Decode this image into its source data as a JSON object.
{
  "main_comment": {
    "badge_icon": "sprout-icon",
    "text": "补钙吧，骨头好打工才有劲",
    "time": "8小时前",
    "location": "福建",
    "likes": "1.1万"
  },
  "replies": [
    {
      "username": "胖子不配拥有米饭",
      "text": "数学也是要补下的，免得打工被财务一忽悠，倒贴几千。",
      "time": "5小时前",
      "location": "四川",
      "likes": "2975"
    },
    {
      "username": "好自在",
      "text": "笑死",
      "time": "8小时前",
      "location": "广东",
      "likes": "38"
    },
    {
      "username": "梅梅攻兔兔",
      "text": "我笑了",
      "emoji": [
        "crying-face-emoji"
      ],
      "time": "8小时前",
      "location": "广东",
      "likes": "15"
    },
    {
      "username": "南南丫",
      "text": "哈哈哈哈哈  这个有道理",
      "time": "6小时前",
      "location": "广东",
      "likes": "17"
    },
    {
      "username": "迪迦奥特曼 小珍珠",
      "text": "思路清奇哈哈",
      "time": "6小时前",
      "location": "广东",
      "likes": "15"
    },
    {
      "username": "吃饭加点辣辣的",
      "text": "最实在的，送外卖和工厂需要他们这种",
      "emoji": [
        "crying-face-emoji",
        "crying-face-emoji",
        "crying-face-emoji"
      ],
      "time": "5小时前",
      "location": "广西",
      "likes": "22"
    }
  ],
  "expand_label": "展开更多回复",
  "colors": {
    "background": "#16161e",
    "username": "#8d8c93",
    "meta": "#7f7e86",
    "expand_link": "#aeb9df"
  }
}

◆ PROBLEM TO WORK ON:
Pick out each line containing "username" and report it.

◆ WRITTEN RESPONSE:
      "username": "胖子不配拥有米饭",
      "username": "好自在",
      "username": "梅梅攻兔兔",
      "username": "南南丫",
      "username": "迪迦奥特曼 小珍珠",
      "username": "吃饭加点辣辣的",
    "username": "#8d8c93",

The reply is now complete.